**The task:**
In the material below, list every line carrying the string "color".

**Recorded data:**

++++++++

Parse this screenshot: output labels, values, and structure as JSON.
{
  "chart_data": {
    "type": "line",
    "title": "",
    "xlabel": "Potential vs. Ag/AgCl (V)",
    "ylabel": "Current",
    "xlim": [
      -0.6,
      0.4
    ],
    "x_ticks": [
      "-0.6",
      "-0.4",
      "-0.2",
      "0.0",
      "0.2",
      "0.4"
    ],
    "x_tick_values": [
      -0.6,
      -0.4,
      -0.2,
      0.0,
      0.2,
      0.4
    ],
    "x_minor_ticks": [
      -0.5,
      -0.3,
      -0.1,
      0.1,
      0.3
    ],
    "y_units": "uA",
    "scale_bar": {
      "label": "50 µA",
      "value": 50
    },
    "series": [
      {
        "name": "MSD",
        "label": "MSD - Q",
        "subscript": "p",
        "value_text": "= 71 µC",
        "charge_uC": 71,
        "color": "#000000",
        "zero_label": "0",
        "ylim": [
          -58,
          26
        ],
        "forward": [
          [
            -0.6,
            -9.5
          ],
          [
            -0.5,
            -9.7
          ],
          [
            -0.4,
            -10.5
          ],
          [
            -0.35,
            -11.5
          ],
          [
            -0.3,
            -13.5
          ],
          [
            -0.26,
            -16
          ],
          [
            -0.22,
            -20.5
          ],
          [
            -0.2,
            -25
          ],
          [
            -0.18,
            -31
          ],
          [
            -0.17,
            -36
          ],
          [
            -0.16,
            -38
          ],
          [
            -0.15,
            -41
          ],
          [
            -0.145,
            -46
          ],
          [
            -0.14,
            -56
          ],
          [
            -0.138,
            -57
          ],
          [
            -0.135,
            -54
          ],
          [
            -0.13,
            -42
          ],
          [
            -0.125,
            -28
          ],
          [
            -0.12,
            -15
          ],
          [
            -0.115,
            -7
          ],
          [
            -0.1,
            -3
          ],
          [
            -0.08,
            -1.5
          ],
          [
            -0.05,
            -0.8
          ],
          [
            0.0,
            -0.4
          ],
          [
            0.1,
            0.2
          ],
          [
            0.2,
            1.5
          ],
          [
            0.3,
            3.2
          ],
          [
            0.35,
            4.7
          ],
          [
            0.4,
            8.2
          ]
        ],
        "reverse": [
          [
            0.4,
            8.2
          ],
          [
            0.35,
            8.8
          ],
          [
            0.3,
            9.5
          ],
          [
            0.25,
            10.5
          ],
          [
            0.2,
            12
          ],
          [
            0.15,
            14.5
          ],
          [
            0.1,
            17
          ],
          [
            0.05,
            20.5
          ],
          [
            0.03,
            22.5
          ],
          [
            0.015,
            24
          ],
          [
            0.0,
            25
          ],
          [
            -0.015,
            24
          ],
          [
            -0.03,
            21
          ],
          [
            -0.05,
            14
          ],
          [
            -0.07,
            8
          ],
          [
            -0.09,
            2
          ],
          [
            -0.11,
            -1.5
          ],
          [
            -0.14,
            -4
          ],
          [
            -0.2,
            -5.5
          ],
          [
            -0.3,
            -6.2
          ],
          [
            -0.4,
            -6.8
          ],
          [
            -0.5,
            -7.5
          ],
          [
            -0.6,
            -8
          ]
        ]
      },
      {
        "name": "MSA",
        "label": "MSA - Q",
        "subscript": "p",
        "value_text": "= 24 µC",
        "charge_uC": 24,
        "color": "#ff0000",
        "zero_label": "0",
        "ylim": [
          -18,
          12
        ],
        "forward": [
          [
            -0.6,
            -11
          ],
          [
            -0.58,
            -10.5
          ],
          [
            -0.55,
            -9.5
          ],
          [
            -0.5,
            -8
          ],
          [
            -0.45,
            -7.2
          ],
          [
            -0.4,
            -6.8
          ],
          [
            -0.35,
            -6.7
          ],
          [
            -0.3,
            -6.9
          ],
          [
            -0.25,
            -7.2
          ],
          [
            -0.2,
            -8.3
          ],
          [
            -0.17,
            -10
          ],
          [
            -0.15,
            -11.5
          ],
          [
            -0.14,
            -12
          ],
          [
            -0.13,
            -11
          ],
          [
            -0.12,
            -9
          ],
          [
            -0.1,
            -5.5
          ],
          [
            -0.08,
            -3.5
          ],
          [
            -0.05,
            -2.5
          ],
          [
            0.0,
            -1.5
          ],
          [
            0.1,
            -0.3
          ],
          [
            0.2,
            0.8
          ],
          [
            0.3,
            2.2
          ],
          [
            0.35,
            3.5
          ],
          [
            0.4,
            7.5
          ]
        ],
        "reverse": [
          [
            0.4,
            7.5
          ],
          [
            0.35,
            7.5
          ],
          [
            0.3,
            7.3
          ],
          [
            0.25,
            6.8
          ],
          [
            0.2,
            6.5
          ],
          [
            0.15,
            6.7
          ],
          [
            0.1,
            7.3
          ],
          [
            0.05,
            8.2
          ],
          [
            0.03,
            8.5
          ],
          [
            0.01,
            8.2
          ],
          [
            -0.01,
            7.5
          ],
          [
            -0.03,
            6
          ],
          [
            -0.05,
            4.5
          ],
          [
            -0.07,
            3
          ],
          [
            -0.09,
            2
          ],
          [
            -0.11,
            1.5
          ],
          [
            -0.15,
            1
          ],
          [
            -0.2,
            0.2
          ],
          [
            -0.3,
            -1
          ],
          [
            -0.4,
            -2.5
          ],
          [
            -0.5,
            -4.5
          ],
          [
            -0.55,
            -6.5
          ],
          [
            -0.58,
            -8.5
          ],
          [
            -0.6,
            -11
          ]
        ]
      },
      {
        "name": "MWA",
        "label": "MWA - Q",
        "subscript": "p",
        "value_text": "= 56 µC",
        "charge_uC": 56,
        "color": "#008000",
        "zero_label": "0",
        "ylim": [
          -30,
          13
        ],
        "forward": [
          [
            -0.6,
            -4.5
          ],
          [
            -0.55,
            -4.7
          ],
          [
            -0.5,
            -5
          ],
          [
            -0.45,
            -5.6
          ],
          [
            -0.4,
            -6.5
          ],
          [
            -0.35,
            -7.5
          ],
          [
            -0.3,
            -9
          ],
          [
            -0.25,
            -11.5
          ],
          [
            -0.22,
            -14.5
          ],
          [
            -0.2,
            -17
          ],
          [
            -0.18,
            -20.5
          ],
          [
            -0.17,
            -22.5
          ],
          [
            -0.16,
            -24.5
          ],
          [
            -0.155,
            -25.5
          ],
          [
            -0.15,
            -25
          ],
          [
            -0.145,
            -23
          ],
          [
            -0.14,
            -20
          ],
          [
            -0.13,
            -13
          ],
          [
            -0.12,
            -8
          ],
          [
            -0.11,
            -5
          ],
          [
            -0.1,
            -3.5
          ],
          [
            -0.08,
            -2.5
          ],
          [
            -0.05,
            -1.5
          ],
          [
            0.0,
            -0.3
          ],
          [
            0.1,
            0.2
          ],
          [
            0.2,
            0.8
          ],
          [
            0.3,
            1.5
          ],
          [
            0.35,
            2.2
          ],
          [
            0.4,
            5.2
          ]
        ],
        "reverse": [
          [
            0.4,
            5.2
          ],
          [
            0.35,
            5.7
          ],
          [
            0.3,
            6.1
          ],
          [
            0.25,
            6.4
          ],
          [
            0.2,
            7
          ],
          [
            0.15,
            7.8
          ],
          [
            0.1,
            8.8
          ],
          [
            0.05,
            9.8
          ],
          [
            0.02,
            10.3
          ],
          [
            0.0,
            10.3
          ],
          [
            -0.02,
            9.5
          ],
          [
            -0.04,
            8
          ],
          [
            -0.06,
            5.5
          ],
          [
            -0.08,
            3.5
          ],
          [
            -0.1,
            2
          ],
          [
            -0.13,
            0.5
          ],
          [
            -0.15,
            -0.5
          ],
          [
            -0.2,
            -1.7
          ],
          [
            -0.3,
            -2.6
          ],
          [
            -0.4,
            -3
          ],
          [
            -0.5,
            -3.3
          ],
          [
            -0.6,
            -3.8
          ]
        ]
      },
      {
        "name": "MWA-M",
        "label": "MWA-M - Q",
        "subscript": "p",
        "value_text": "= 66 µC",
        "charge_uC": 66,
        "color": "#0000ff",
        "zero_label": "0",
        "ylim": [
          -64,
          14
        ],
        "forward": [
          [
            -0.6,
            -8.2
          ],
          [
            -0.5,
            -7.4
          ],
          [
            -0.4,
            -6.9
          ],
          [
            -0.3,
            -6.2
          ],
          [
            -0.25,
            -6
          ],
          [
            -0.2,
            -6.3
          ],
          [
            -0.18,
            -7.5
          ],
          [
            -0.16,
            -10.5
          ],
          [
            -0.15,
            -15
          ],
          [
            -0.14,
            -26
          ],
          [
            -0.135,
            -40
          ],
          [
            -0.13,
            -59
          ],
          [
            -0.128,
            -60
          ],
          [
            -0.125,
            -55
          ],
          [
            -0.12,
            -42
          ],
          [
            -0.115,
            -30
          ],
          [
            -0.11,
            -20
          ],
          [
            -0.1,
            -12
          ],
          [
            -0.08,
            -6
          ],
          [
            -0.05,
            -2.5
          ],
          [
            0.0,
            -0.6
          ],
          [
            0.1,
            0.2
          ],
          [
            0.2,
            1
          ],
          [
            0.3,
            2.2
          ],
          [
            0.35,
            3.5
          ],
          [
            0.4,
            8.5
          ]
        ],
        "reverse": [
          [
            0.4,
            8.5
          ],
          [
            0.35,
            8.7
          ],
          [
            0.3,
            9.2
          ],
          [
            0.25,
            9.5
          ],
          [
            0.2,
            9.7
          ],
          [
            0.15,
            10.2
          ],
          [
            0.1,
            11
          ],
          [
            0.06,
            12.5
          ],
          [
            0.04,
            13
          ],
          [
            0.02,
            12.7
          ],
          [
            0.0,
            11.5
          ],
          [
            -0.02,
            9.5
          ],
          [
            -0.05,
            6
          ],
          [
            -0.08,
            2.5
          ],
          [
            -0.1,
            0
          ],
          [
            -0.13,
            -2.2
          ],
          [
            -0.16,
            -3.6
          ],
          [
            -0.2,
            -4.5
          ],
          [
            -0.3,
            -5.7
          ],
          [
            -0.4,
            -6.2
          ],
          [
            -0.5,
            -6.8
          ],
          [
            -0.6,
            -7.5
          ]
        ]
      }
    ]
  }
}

++++++++

**Complete output:**
        "color": "#000000",
        "color": "#ff0000",
        "color": "#008000",
        "color": "#0000ff",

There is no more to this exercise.